WHAT THIS TASK INVOLVES: Copy every line of the records below that holds the word "visible".

Data excerpts:
· · · ·

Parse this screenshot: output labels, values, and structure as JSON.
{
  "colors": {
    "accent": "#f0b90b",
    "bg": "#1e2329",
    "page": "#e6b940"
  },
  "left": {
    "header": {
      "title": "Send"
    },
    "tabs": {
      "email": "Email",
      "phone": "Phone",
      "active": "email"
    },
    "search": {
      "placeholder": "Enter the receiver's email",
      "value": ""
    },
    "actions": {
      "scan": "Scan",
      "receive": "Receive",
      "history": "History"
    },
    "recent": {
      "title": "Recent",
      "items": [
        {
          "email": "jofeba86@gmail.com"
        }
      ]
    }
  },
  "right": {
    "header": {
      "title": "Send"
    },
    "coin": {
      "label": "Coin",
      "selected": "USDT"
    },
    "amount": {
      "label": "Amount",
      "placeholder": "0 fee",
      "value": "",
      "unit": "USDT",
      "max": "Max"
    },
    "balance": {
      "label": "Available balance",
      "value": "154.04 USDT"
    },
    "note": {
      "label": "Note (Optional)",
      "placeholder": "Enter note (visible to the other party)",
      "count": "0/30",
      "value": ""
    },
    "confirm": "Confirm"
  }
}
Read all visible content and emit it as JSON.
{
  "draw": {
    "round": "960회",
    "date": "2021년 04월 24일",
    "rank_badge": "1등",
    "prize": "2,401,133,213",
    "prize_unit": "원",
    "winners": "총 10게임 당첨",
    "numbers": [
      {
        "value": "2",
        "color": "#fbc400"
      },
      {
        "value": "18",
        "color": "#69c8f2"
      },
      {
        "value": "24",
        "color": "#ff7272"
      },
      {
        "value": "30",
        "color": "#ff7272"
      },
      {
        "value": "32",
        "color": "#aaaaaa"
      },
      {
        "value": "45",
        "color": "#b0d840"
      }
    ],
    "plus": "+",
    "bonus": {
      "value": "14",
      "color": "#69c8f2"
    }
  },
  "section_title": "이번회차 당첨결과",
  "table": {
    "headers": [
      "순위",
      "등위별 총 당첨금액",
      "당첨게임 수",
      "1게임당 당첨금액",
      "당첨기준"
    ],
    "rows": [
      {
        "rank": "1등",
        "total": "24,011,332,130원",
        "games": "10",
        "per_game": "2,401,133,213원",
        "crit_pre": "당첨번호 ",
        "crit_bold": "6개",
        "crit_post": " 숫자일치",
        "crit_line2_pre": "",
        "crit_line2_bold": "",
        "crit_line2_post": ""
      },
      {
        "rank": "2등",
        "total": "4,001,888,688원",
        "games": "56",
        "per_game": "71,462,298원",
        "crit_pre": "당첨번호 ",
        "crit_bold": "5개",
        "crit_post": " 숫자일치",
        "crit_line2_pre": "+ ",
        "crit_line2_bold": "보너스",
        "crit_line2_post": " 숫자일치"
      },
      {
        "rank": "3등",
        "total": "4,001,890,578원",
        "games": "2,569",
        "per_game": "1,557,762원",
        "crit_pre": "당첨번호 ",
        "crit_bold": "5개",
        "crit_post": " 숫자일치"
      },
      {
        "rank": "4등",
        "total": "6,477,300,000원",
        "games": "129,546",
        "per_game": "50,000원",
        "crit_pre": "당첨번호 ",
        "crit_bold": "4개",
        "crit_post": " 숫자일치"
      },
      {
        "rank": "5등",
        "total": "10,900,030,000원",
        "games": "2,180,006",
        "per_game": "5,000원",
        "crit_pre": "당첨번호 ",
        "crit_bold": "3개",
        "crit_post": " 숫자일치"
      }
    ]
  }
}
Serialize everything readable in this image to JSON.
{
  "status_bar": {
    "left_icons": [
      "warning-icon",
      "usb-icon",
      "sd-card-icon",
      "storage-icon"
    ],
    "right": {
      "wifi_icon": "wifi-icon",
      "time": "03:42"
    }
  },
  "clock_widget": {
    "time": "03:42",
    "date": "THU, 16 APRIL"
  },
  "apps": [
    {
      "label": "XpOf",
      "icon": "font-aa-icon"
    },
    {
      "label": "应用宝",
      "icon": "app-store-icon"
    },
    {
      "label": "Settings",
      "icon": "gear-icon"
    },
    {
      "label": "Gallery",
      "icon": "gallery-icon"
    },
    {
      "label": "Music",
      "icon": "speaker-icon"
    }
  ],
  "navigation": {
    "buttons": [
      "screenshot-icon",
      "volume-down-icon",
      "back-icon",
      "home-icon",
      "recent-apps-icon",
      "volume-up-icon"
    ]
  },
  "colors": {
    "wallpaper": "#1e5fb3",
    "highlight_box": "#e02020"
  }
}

· · · ·

EXERCISE RESULT:
      "placeholder": "Enter note (visible to the other party)",
Read all visible content and emit it as JSON.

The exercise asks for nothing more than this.